Set exercise — Copy every line from the data below in which the string "Uncertainty" can be found.

## START Task inputs

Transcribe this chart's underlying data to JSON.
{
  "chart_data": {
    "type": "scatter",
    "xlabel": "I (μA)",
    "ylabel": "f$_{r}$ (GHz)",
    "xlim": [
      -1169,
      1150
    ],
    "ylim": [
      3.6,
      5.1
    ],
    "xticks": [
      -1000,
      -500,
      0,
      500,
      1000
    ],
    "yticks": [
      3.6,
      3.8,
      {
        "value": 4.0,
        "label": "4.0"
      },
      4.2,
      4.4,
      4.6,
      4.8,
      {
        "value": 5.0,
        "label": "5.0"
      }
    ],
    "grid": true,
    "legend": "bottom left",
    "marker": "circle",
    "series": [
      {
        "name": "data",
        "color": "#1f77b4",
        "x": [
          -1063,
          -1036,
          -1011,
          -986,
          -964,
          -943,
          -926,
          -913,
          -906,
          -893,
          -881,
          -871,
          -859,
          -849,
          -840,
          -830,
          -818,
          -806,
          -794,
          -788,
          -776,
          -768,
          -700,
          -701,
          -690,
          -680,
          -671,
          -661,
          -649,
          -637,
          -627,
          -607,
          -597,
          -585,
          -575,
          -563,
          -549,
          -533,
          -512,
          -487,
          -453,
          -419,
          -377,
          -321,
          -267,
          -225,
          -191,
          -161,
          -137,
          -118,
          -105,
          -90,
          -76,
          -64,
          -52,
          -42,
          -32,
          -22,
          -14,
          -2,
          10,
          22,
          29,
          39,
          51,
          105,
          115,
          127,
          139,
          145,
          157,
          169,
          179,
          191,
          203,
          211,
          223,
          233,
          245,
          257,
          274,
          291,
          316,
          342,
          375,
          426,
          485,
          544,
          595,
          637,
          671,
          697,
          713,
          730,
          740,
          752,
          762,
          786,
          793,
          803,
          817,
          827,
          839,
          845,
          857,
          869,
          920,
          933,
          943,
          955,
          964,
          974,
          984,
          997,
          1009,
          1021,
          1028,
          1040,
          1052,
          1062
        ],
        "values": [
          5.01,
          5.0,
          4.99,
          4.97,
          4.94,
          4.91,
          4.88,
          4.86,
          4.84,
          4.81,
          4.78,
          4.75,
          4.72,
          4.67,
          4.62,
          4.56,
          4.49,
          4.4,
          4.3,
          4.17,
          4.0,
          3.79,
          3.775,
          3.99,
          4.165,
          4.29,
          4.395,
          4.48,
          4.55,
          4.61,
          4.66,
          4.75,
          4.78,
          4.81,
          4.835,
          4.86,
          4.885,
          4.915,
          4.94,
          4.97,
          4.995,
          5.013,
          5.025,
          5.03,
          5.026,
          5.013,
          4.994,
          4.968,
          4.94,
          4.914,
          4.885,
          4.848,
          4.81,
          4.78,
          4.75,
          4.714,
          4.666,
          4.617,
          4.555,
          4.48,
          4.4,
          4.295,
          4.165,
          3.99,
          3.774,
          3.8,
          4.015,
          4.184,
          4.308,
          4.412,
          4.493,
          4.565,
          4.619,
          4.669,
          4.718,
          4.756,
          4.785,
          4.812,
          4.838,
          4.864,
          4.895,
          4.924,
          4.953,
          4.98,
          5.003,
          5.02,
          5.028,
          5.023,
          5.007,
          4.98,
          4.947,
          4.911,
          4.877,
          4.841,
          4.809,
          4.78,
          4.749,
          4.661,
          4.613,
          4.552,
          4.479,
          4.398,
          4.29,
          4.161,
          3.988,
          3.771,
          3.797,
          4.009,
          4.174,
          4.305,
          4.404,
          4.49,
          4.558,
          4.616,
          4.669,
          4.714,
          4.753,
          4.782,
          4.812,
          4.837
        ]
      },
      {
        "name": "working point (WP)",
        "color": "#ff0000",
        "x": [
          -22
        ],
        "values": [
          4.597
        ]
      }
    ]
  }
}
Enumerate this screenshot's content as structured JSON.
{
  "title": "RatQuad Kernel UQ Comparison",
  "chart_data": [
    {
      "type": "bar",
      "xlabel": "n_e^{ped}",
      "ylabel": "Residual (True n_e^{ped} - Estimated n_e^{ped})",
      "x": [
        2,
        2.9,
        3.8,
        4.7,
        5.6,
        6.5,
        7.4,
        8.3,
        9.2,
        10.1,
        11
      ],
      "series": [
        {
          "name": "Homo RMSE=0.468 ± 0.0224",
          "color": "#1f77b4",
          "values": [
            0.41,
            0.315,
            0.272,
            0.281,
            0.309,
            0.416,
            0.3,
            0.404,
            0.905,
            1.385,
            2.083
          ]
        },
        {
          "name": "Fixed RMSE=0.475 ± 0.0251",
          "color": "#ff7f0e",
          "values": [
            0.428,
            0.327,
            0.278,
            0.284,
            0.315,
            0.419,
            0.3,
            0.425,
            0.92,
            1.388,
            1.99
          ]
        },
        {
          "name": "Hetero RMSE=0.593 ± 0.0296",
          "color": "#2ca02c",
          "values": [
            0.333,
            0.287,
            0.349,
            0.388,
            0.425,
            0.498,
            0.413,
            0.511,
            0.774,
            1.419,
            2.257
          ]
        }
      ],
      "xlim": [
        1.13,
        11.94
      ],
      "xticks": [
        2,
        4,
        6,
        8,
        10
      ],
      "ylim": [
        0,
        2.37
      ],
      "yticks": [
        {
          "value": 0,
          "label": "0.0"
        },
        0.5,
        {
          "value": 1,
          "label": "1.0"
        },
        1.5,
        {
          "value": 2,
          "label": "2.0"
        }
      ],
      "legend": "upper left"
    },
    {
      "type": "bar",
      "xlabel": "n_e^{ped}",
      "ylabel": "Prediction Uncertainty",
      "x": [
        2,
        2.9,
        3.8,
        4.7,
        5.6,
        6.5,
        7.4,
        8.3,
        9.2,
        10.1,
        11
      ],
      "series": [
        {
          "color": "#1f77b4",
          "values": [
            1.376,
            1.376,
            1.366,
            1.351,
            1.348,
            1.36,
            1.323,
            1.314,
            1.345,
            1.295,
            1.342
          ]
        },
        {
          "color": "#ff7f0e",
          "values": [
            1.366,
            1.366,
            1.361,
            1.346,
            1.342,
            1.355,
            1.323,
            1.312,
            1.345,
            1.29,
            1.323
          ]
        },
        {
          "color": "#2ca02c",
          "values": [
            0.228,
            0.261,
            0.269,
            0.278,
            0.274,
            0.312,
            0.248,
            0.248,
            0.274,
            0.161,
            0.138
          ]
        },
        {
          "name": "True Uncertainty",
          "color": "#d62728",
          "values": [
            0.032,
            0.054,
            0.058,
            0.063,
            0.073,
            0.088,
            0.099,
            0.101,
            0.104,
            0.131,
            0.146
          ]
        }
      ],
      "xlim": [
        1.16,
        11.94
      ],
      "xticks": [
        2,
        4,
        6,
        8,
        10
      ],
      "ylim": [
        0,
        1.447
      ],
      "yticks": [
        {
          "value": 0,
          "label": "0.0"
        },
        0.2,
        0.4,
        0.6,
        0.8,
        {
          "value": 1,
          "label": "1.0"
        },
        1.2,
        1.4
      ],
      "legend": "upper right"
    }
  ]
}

## END Task inputs

Response below —
      "ylabel": "Prediction Uncertainty",
          "name": "True Uncertainty",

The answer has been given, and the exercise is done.